- **Record list**
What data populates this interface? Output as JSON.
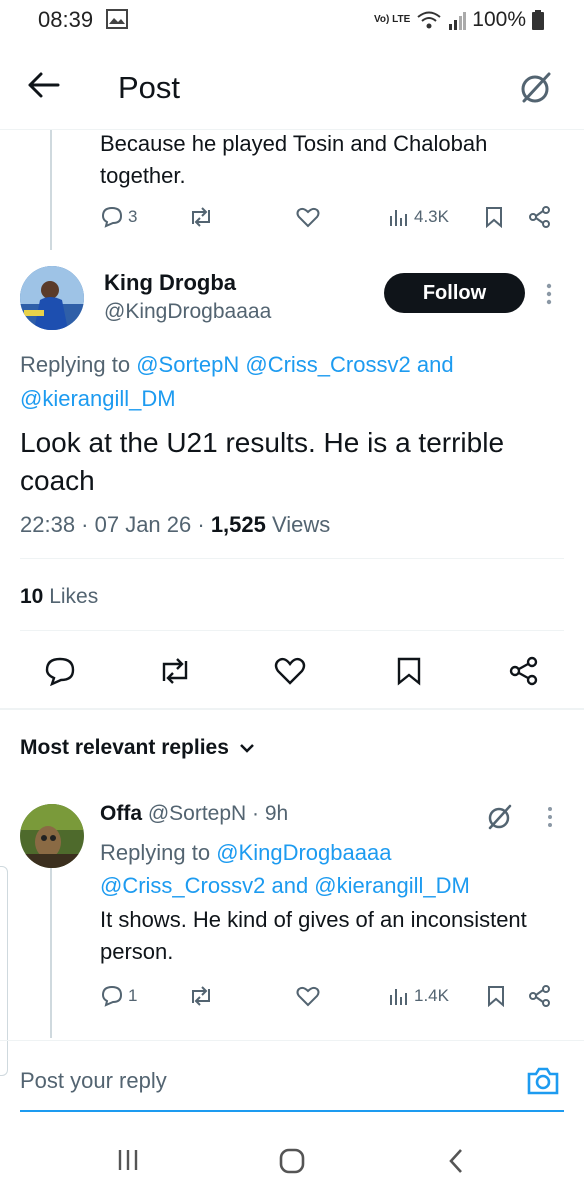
{
  "status": {
    "time": "08:39",
    "network": "Vo) LTE",
    "battery": "100%"
  },
  "header": {
    "title": "Post"
  },
  "prev_post": {
    "text": "Because he played Tosin and Chalobah together.",
    "replies": "3",
    "views": "4.3K"
  },
  "main_post": {
    "name": "King Drogba",
    "handle": "@KingDrogbaaaa",
    "follow_label": "Follow",
    "replying_prefix": "Replying to",
    "replying_to": [
      "@SortepN",
      "@Criss_Crossv2",
      "and",
      "@kierangill_DM"
    ],
    "text": "Look at the U21 results. He is a terrible coach",
    "time": "22:38 · 07 Jan 26 ·",
    "views_count": "1,525",
    "views_label": "Views",
    "likes_count": "10",
    "likes_label": "Likes"
  },
  "replies_section": {
    "sort_label": "Most relevant replies"
  },
  "reply": {
    "name": "Offa",
    "handle": "@SortepN",
    "age": "· 9h",
    "replying_prefix": "Replying to",
    "replying_line1": "@KingDrogbaaaa",
    "replying_line2": "@Criss_Crossv2 and @kierangill_DM",
    "text": "It shows. He kind of gives of an inconsistent person.",
    "replies": "1",
    "views": "1.4K"
  },
  "composer": {
    "placeholder": "Post your reply"
  },
  "colors": {
    "accent": "#1d9bf0",
    "text": "#0f1419",
    "muted": "#536471"
  }
}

- **Problem requirements**
Copy out all of the data word for word. Do not carry over any picture.

- **Full output**
What data populates this interface? Output as JSON.
{
  "status": {
    "time": "08:39",
    "network": "Vo) LTE",
    "battery": "100%"
  },
  "header": {
    "title": "Post"
  },
  "prev_post": {
    "text": "Because he played Tosin and Chalobah together.",
    "replies": "3",
    "views": "4.3K"
  },
  "main_post": {
    "name": "King Drogba",
    "handle": "@KingDrogbaaaa",
    "follow_label": "Follow",
    "replying_prefix": "Replying to",
    "replying_to": [
      "@SortepN",
      "@Criss_Crossv2",
      "and",
      "@kierangill_DM"
    ],
    "text": "Look at the U21 results. He is a terrible coach",
    "time": "22:38 · 07 Jan 26 ·",
    "views_count": "1,525",
    "views_label": "Views",
    "likes_count": "10",
    "likes_label": "Likes"
  },
  "replies_section": {
    "sort_label": "Most relevant replies"
  },
  "reply": {
    "name": "Offa",
    "handle": "@SortepN",
    "age": "· 9h",
    "replying_prefix": "Replying to",
    "replying_line1": "@KingDrogbaaaa",
    "replying_line2": "@Criss_Crossv2 and @kierangill_DM",
    "text": "It shows. He kind of gives of an inconsistent person.",
    "replies": "1",
    "views": "1.4K"
  },
  "composer": {
    "placeholder": "Post your reply"
  },
  "colors": {
    "accent": "#1d9bf0",
    "text": "#0f1419",
    "muted": "#536471"
  }
}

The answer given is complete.